[Data records]
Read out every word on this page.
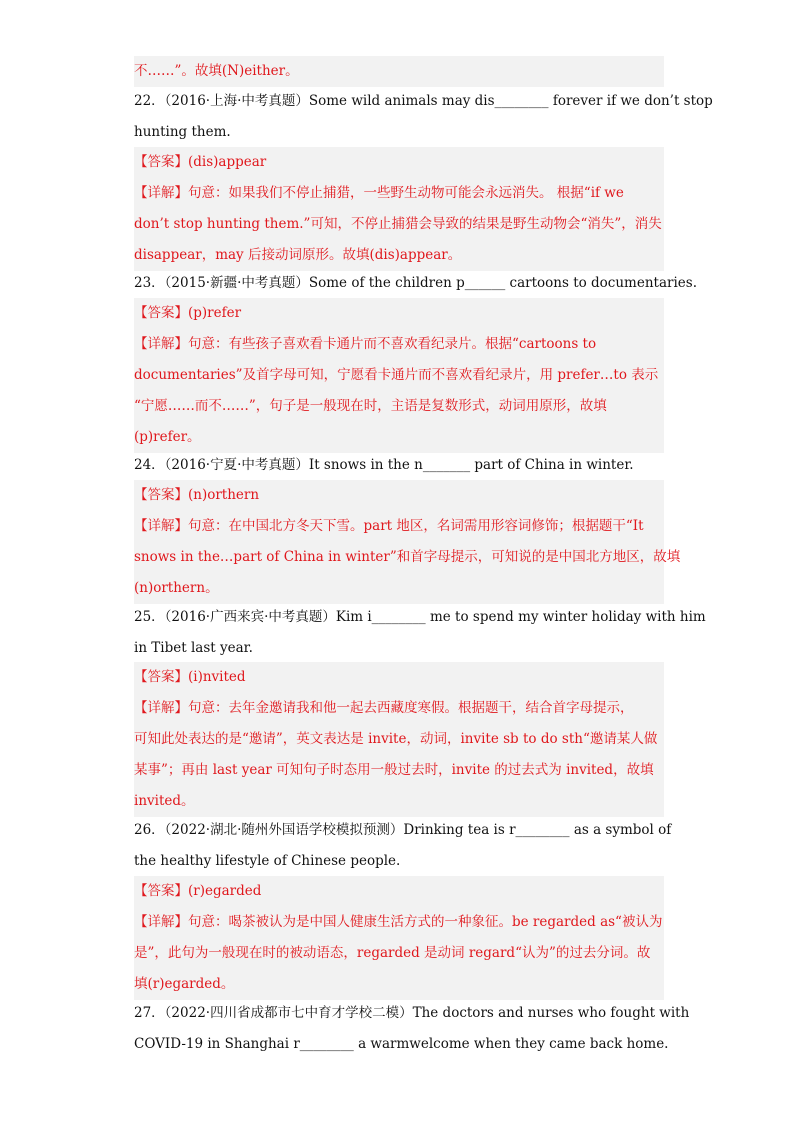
不……”。故填(N)either。
22．（2016·上海·中考真题）Some wild animals may dis________ forever if we don’t stop
hunting them.
【答案】(dis)appear
【详解】句意：如果我们不停止捕猎，一些野生动物可能会永远消失。 根据“if we
don’t stop hunting them.”可知，不停止捕猎会导致的结果是野生动物会“消失”，消失
disappear，may 后接动词原形。故填(dis)appear。
23．（2015·新疆·中考真题）Some of the children p______ cartoons to documentaries.
【答案】(p)refer
【详解】句意：有些孩子喜欢看卡通片而不喜欢看纪录片。根据“cartoons to
documentaries”及首字母可知，宁愿看卡通片而不喜欢看纪录片，用 prefer…to 表示
“宁愿……而不……”，句子是一般现在时，主语是复数形式，动词用原形，故填
(p)refer。
24．（2016·宁夏·中考真题）It snows in the n_______ part of China in winter.
【答案】(n)orthern
【详解】句意：在中国北方冬天下雪。part 地区，名词需用形容词修饰；根据题干“It
snows in the…part of China in winter”和首字母提示，可知说的是中国北方地区，故填
(n)orthern。
25．（2016·广西来宾·中考真题）Kim i________ me to spend my winter holiday with him
in Tibet last year.
【答案】(i)nvited
【详解】句意：去年金邀请我和他一起去西藏度寒假。根据题干，结合首字母提示，
可知此处表达的是“邀请”，英文表达是 invite，动词，invite sb to do sth“邀请某人做
某事”；再由 last year 可知句子时态用一般过去时，invite 的过去式为 invited，故填
invited。
26．（2022·湖北·随州外国语学校模拟预测）Drinking tea is r________ as a symbol of
the healthy lifestyle of Chinese people.
【答案】(r)egarded
【详解】句意：喝茶被认为是中国人健康生活方式的一种象征。be regarded as“被认为
是”，此句为一般现在时的被动语态，regarded 是动词 regard“认为”的过去分词。故
填(r)egarded。
27．（2022·四川省成都市七中育才学校二模）The doctors and nurses who fought with
COVID-19 in Shanghai r________ a warmwelcome when they came back home.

Your task: Write out every line from the entries where "with" appears.

Response below:
25．（2016·广西来宾·中考真题）Kim i________ me to spend my winter holiday with him
27．（2022·四川省成都市七中育才学校二模）The doctors and nurses who fought with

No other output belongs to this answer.